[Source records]
=====
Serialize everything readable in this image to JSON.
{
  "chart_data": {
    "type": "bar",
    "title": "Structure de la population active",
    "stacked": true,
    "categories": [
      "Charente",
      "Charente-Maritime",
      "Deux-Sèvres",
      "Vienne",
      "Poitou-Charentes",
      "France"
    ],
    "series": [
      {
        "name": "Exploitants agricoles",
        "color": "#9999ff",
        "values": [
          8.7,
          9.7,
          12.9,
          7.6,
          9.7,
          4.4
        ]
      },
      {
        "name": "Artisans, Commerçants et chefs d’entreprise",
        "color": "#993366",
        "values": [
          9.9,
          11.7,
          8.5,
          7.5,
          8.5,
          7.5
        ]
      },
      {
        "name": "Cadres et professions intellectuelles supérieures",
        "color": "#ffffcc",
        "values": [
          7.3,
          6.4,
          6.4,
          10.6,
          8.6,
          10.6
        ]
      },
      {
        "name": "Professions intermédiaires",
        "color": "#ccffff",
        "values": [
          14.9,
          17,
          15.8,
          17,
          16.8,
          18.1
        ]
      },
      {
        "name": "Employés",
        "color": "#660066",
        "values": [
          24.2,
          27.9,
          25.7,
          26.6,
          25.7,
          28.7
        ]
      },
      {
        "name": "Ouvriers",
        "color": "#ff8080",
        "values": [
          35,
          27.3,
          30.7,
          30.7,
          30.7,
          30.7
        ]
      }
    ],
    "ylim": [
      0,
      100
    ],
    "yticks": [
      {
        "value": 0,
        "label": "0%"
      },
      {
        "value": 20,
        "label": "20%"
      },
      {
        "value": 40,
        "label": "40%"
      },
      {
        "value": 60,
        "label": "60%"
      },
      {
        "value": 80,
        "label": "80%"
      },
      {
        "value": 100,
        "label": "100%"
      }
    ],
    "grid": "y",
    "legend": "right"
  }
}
=====
▶ [Challenge]:
Repeat each of the entries above precisely as given.

▶ [Finished answer]:
Serialize everything readable in this image to JSON.
{
  "chart_data": {
    "type": "bar",
    "title": "Structure de la population active",
    "stacked": true,
    "categories": [
      "Charente",
      "Charente-Maritime",
      "Deux-Sèvres",
      "Vienne",
      "Poitou-Charentes",
      "France"
    ],
    "series": [
      {
        "name": "Exploitants agricoles",
        "color": "#9999ff",
        "values": [
          8.7,
          9.7,
          12.9,
          7.6,
          9.7,
          4.4
        ]
      },
      {
        "name": "Artisans, Commerçants et chefs d’entreprise",
        "color": "#993366",
        "values": [
          9.9,
          11.7,
          8.5,
          7.5,
          8.5,
          7.5
        ]
      },
      {
        "name": "Cadres et professions intellectuelles supérieures",
        "color": "#ffffcc",
        "values": [
          7.3,
          6.4,
          6.4,
          10.6,
          8.6,
          10.6
        ]
      },
      {
        "name": "Professions intermédiaires",
        "color": "#ccffff",
        "values": [
          14.9,
          17,
          15.8,
          17,
          16.8,
          18.1
        ]
      },
      {
        "name": "Employés",
        "color": "#660066",
        "values": [
          24.2,
          27.9,
          25.7,
          26.6,
          25.7,
          28.7
        ]
      },
      {
        "name": "Ouvriers",
        "color": "#ff8080",
        "values": [
          35,
          27.3,
          30.7,
          30.7,
          30.7,
          30.7
        ]
      }
    ],
    "ylim": [
      0,
      100
    ],
    "yticks": [
      {
        "value": 0,
        "label": "0%"
      },
      {
        "value": 20,
        "label": "20%"
      },
      {
        "value": 40,
        "label": "40%"
      },
      {
        "value": 60,
        "label": "60%"
      },
      {
        "value": 80,
        "label": "80%"
      },
      {
        "value": 100,
        "label": "100%"
      }
    ],
    "grid": "y",
    "legend": "right"
  }
}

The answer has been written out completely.